Reading text.
□ □ □

Efcore: Do I need to specify a Column Size for the GuidToString ValueConverter?

Created on 20 Oct 2020  路  3Comments  路  Source: dotnet/efcore

Hi,

I have solved a problem that was vexing me, and I would like to verify that I have the correct solution. If I have solved this problem correctly, I strongly think that we need to update the relevant EF Core docs on this issue, as it's super frustrating to solve this.

Problem Scenario:

I need to access a table in a third-party-managed database, that looks like this:

CREATE TABLE [dbo].[tbComputerTarget](
    [TargetID] [int] NOT NULL,
    [ComputerID] [nvarchar](256) NOT NULL,
    [LastSyncTime] [datetime] NULL
)

There is a UNIQUE Index constraint on the [ComputerID] column.
All string values stored in the [ComputerID] column are non-Null fully-parseable GUIDs.
(There are also a lot of other columns that I am ignoring).

I cannot change the schema, I just need to read it. I am building a code-first model of it -- the database has hundreds of tables and views, and I need to just read a few values from from a single table.

□ □ □

Data section.
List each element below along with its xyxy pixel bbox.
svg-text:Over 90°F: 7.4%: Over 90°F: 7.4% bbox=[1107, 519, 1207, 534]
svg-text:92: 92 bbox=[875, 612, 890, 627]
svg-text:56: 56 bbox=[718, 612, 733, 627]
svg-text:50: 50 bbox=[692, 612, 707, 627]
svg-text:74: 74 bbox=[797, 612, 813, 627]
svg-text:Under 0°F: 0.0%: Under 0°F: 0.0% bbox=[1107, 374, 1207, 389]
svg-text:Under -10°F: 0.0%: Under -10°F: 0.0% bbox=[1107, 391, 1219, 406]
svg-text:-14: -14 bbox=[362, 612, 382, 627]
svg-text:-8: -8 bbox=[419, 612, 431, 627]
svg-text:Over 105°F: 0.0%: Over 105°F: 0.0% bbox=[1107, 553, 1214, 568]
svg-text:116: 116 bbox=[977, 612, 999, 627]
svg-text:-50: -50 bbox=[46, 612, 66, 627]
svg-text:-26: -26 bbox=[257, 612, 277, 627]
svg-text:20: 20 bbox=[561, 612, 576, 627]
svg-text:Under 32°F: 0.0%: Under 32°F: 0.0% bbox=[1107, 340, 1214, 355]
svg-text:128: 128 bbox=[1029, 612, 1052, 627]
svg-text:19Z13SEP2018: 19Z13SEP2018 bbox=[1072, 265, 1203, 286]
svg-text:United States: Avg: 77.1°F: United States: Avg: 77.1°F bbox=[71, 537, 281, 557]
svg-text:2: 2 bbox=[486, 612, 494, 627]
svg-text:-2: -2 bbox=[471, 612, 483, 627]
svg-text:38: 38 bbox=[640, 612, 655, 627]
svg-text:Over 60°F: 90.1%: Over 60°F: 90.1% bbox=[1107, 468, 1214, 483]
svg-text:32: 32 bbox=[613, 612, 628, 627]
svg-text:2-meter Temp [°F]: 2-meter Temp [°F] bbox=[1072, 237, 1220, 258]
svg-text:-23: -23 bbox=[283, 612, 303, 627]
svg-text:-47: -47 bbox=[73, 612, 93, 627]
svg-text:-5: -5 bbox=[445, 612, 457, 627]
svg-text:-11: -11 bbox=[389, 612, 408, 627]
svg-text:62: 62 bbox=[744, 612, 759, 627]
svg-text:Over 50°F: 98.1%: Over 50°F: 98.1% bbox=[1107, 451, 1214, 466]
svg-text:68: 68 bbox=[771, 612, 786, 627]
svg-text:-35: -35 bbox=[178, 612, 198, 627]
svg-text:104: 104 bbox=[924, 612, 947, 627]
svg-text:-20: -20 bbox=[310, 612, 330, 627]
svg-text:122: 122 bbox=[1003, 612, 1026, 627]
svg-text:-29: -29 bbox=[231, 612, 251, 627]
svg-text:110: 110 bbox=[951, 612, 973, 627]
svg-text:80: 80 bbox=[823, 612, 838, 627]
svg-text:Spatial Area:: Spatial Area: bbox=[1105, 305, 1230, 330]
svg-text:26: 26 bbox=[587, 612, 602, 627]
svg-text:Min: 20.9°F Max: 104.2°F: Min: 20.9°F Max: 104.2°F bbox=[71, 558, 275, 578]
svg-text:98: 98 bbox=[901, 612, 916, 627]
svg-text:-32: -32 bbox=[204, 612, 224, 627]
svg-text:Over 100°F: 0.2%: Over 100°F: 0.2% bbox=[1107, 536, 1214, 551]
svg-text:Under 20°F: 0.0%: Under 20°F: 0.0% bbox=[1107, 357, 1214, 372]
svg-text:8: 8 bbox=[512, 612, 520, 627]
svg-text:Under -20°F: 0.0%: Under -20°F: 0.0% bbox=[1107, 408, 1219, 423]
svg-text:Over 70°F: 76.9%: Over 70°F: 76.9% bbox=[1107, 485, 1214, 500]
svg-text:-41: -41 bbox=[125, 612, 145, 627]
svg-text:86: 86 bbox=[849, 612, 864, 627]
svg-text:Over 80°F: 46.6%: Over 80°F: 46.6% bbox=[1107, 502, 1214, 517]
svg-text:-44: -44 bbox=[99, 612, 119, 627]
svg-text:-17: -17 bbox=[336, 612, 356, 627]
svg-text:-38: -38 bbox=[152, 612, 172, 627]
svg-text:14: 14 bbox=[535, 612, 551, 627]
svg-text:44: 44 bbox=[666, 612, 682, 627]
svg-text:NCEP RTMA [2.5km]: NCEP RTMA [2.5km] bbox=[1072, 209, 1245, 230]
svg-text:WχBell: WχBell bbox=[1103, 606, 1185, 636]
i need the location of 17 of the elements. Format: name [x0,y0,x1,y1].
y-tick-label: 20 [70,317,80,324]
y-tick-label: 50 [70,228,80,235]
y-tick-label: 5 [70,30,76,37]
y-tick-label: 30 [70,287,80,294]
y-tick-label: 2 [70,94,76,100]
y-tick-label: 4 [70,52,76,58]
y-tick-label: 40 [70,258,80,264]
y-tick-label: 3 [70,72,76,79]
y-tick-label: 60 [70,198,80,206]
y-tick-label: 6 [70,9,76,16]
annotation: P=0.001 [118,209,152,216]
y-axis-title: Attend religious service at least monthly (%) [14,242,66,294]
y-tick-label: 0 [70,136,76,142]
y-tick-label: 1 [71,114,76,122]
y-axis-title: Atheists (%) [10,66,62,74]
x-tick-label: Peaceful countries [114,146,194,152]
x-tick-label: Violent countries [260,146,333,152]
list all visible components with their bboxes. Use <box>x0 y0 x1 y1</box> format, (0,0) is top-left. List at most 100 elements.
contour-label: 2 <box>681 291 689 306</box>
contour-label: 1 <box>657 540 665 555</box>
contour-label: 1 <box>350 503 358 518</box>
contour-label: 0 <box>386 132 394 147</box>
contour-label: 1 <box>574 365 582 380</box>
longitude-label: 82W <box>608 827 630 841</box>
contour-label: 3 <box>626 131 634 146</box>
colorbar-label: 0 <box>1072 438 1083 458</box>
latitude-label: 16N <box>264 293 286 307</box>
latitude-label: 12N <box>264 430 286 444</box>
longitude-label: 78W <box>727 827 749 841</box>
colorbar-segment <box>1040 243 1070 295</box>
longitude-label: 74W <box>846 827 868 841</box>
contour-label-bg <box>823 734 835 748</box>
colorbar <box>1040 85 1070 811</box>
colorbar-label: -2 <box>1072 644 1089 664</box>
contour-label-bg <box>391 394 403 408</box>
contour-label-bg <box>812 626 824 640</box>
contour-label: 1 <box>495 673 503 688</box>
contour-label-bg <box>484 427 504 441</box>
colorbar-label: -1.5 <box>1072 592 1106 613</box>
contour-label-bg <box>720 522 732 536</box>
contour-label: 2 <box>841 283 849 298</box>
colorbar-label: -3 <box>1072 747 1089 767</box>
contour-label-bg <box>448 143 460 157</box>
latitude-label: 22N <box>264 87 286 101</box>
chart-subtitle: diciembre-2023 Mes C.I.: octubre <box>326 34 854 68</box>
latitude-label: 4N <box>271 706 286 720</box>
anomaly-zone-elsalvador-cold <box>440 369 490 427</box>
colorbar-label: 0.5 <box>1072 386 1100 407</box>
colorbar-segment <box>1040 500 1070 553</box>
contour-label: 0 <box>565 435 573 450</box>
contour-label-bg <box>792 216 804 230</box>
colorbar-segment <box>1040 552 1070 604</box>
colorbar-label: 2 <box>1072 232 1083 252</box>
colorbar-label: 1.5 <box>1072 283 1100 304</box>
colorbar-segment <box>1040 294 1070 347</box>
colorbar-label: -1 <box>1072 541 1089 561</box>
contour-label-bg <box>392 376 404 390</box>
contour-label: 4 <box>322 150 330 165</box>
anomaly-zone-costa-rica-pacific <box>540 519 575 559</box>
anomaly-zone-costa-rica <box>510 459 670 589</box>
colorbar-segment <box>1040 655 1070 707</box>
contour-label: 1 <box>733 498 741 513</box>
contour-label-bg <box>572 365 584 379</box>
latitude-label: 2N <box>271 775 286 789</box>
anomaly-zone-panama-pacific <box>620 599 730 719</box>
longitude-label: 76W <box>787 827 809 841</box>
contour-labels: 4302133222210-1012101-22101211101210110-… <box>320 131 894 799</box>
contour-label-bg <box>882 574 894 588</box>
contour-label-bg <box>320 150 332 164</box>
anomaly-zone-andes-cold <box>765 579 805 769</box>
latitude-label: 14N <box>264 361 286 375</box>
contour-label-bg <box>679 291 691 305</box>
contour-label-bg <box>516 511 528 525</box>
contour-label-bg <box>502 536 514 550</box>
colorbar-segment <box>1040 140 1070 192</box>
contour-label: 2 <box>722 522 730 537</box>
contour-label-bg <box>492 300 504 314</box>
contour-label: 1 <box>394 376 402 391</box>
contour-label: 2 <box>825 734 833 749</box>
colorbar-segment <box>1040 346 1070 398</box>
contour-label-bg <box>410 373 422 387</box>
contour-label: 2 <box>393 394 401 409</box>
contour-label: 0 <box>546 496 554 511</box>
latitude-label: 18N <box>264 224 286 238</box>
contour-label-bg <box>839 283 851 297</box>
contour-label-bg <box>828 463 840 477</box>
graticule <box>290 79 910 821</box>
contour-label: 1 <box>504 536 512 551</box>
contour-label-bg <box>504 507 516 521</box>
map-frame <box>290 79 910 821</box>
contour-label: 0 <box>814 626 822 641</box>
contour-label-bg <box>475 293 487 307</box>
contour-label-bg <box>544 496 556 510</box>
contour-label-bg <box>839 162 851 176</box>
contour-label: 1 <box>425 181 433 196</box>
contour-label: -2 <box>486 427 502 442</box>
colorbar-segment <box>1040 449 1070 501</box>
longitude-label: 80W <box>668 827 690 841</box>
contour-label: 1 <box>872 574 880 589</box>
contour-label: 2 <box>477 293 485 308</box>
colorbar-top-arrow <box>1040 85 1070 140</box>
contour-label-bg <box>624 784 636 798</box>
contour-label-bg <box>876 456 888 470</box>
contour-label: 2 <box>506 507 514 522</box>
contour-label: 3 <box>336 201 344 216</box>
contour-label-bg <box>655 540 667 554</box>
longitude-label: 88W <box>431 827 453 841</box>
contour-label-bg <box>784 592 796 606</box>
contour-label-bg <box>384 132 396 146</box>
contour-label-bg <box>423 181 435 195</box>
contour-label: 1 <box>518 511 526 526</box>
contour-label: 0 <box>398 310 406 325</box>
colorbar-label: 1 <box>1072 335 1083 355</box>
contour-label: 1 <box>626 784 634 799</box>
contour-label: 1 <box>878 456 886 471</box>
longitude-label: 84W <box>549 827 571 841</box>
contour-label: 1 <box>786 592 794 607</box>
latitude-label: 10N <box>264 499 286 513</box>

□ □ □

Exercise. Transcribe the entire EF Core issue post word for word. The lines have no connection to the EF Core issue post.

Solution to the problem.
Efcore: Do I need to specify a Column Size for the GuidToString ValueConverter?

Created on 20 Oct 2020  路  3Comments  路  Source: dotnet/efcore

Hi,

I have solved a problem that was vexing me, and I would like to verify that I have the correct solution. If I have solved this problem correctly, I strongly think that we need to update the relevant EF Core docs on this issue, as it's super frustrating to solve this.

Problem Scenario:

I need to access a table in a third-party-managed database, that looks like this:

CREATE TABLE [dbo].[tbComputerTarget](
    [TargetID] [int] NOT NULL,
    [ComputerID] [nvarchar](256) NOT NULL,
    [LastSyncTime] [datetime] NULL
)

There is a UNIQUE Index constraint on the [ComputerID] column.
All string values stored in the [ComputerID] column are non-Null fully-parseable GUIDs.
(There are also a lot of other columns that I am ignoring).

I cannot change the schema, I just need to read it. I am building a code-first model of it -- the database has hundreds of tables and views, and I need to just read a few values from from a single table.